** Exercise task **
Reproduce, word for word, the records from their first line through the line containing "gulf-coast (288, 258, 342, 290)", including that line.

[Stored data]
● ● ● ● ●

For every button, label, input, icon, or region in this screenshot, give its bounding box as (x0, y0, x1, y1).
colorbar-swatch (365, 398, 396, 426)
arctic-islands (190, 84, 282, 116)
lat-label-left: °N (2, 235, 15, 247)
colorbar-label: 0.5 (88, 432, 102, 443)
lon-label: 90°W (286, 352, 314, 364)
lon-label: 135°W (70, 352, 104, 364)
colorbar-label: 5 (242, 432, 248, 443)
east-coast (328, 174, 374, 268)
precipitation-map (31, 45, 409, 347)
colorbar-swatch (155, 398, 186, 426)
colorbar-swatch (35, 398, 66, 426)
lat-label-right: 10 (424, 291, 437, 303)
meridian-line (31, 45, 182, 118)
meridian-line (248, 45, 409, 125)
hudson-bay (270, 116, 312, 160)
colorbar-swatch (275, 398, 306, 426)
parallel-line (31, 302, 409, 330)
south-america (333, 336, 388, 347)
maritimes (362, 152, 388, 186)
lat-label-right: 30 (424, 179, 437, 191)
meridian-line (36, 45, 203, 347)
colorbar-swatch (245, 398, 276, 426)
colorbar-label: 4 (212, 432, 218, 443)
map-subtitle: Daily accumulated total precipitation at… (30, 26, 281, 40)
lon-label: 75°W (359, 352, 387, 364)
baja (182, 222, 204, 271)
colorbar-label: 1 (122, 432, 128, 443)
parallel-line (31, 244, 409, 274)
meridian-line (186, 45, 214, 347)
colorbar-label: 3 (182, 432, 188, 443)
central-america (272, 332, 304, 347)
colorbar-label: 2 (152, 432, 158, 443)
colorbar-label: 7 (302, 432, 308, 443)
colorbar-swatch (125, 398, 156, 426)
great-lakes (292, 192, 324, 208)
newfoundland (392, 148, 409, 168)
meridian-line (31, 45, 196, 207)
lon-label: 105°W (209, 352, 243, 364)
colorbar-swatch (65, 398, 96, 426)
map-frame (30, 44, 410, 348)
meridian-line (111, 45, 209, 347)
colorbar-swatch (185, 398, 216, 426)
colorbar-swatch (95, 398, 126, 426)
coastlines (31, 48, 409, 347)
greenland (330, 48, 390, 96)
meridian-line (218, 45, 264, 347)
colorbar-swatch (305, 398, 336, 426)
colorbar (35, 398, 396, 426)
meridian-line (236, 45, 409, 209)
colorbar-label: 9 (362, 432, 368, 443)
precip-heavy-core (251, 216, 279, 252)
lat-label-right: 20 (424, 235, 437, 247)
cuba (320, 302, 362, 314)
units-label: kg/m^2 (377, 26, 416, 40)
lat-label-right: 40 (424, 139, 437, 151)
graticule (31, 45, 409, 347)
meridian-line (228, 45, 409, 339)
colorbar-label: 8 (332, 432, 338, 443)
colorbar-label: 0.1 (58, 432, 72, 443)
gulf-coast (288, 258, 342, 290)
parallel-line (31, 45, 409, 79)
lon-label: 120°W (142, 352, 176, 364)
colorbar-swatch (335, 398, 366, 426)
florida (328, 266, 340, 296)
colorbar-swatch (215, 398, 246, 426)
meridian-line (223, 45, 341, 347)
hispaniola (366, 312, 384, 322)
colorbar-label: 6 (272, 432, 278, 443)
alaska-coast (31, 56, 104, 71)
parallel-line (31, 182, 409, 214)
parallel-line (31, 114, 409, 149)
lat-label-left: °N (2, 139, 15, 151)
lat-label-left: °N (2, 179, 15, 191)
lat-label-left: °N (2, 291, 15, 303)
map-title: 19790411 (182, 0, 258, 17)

● ● ● ● ●

** Answer to this exercise **
For every button, label, input, icon, or region in this screenshot, give its bounding box as (x0, y0, x1, y1).
colorbar-swatch (365, 398, 396, 426)
arctic-islands (190, 84, 282, 116)
lat-label-left: °N (2, 235, 15, 247)
colorbar-label: 0.5 (88, 432, 102, 443)
lon-label: 90°W (286, 352, 314, 364)
lon-label: 135°W (70, 352, 104, 364)
colorbar-label: 5 (242, 432, 248, 443)
east-coast (328, 174, 374, 268)
precipitation-map (31, 45, 409, 347)
colorbar-swatch (155, 398, 186, 426)
colorbar-swatch (35, 398, 66, 426)
lat-label-right: 10 (424, 291, 437, 303)
meridian-line (31, 45, 182, 118)
meridian-line (248, 45, 409, 125)
hudson-bay (270, 116, 312, 160)
colorbar-swatch (275, 398, 306, 426)
parallel-line (31, 302, 409, 330)
south-america (333, 336, 388, 347)
maritimes (362, 152, 388, 186)
lat-label-right: 30 (424, 179, 437, 191)
meridian-line (36, 45, 203, 347)
colorbar-swatch (245, 398, 276, 426)
colorbar-label: 4 (212, 432, 218, 443)
map-subtitle: Daily accumulated total precipitation at… (30, 26, 281, 40)
lon-label: 75°W (359, 352, 387, 364)
baja (182, 222, 204, 271)
colorbar-label: 1 (122, 432, 128, 443)
parallel-line (31, 244, 409, 274)
meridian-line (186, 45, 214, 347)
colorbar-label: 3 (182, 432, 188, 443)
central-america (272, 332, 304, 347)
colorbar-label: 2 (152, 432, 158, 443)
colorbar-label: 7 (302, 432, 308, 443)
colorbar-swatch (125, 398, 156, 426)
great-lakes (292, 192, 324, 208)
newfoundland (392, 148, 409, 168)
meridian-line (31, 45, 196, 207)
lon-label: 105°W (209, 352, 243, 364)
colorbar-swatch (65, 398, 96, 426)
map-frame (30, 44, 410, 348)
meridian-line (111, 45, 209, 347)
colorbar-swatch (185, 398, 216, 426)
colorbar-swatch (95, 398, 126, 426)
coastlines (31, 48, 409, 347)
greenland (330, 48, 390, 96)
meridian-line (218, 45, 264, 347)
colorbar-swatch (305, 398, 336, 426)
colorbar (35, 398, 396, 426)
meridian-line (236, 45, 409, 209)
colorbar-label: 9 (362, 432, 368, 443)
precip-heavy-core (251, 216, 279, 252)
lat-label-right: 20 (424, 235, 437, 247)
cuba (320, 302, 362, 314)
units-label: kg/m^2 (377, 26, 416, 40)
lat-label-right: 40 (424, 139, 437, 151)
graticule (31, 45, 409, 347)
meridian-line (228, 45, 409, 339)
colorbar-label: 8 (332, 432, 338, 443)
colorbar-label: 0.1 (58, 432, 72, 443)
gulf-coast (288, 258, 342, 290)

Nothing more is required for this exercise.